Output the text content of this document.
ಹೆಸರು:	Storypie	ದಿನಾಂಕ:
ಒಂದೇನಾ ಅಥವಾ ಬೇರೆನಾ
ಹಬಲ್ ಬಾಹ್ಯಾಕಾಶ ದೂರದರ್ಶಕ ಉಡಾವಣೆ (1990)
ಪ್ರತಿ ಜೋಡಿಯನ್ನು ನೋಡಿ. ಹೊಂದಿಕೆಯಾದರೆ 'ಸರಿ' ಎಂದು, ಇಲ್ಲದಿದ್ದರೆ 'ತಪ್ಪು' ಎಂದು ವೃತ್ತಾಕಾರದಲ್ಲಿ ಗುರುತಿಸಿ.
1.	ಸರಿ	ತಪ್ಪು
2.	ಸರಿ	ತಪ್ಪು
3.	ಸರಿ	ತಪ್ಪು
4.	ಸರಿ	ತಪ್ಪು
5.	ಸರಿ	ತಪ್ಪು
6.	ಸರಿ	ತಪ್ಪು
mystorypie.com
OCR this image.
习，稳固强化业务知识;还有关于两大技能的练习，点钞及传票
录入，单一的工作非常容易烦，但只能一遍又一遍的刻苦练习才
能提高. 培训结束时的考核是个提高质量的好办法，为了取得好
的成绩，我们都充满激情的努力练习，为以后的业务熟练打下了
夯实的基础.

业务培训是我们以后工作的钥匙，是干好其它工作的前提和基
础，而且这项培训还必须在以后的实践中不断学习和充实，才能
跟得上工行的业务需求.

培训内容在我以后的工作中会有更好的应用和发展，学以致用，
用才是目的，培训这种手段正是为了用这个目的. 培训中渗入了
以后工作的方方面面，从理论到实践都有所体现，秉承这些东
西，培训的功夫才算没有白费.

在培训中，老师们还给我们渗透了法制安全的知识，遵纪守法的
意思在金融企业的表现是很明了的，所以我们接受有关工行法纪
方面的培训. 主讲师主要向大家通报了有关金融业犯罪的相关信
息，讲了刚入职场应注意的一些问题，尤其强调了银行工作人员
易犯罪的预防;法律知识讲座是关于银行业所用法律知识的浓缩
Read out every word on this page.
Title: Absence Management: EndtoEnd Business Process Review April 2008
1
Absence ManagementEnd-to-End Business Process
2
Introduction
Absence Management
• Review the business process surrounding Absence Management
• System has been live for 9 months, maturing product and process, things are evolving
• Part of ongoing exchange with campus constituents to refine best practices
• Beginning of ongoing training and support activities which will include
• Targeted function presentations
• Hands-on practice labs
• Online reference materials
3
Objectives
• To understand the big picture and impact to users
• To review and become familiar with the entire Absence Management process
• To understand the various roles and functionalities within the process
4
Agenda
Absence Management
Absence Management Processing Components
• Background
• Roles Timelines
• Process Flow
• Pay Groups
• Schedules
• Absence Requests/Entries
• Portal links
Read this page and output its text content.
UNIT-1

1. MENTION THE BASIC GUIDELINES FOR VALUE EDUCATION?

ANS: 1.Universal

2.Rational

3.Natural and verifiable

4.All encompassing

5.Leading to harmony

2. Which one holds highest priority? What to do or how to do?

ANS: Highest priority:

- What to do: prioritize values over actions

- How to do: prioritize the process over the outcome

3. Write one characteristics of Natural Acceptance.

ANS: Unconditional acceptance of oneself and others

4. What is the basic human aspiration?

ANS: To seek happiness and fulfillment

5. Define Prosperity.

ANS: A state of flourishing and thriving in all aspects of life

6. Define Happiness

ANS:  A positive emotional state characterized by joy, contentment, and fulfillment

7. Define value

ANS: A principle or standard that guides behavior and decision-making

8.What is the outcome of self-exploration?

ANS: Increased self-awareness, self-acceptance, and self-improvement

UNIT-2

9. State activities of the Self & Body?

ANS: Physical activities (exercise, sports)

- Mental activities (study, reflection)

++++

_Problem requirements_.
List the lines of the records where "Natural" occurs.

_Solved exercise_.
3.Natural and verifiable
3. Write one characteristics of Natural Acceptance.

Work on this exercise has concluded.